Identify the lines that include the word "slices", then copy all of them.
━━━ INFORMATION SHOWN
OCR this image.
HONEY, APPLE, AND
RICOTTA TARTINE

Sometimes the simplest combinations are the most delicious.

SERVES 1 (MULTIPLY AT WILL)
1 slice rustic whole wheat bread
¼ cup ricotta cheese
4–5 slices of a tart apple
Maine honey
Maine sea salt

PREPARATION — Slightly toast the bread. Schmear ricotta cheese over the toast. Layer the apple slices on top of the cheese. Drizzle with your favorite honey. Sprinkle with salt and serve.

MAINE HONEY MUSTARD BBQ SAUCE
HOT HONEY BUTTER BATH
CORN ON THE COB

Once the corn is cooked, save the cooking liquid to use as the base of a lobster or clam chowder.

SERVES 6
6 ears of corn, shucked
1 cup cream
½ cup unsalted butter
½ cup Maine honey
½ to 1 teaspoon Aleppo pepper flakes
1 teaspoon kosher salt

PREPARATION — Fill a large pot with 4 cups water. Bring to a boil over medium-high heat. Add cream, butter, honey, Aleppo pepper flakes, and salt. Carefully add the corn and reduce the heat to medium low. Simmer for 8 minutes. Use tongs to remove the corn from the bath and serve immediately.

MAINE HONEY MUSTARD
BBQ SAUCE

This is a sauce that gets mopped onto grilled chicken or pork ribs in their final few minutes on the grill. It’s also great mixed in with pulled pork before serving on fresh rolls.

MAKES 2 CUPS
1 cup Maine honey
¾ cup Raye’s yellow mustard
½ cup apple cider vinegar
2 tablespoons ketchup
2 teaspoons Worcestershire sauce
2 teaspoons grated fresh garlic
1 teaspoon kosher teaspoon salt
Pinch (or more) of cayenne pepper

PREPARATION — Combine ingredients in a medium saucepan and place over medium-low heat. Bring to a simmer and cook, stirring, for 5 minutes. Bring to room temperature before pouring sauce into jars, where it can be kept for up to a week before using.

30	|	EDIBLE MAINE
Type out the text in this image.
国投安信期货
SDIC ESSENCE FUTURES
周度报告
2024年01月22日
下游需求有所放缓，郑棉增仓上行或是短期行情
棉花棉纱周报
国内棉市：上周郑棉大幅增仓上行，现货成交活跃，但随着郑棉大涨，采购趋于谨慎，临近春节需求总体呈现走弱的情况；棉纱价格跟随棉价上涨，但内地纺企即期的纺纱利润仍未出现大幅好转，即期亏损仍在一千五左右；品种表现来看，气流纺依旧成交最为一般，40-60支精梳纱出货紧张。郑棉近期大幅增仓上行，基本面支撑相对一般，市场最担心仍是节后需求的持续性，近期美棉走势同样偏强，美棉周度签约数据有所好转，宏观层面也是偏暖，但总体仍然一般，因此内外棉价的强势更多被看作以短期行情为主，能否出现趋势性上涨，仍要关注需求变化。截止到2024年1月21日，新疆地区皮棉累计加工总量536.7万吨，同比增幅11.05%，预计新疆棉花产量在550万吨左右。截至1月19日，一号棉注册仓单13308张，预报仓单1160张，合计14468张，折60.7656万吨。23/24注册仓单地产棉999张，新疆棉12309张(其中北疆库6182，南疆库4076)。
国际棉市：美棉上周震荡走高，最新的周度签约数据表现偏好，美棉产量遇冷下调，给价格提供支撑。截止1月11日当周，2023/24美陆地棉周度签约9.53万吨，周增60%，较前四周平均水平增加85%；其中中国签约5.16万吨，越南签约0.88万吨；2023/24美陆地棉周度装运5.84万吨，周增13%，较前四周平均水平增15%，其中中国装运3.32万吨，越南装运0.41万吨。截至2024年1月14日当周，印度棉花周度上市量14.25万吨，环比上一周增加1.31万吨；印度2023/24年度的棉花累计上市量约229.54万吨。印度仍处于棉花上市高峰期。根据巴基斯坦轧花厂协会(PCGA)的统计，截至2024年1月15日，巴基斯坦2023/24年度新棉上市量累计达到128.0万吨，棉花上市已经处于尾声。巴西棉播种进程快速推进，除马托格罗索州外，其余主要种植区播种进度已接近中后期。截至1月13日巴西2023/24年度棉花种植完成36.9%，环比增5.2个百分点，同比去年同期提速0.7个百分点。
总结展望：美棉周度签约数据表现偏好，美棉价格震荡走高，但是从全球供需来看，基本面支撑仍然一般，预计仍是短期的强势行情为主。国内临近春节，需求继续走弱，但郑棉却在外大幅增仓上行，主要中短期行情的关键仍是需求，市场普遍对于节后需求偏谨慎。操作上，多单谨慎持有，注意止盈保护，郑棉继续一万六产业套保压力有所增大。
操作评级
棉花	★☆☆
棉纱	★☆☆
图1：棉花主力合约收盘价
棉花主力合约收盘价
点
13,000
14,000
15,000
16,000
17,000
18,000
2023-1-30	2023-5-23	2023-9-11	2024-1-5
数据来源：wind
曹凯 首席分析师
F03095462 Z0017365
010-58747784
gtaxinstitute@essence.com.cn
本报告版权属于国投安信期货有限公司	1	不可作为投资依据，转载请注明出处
━━━━━━
ANSWER TO THIS TASK:
4–5 slices of a tart apple
PREPARATION — Slightly toast the bread. Schmear ricotta cheese over the toast. Layer the apple slices on top of the cheese. Drizzle with your favorite honey. Sprinkle with salt and serve.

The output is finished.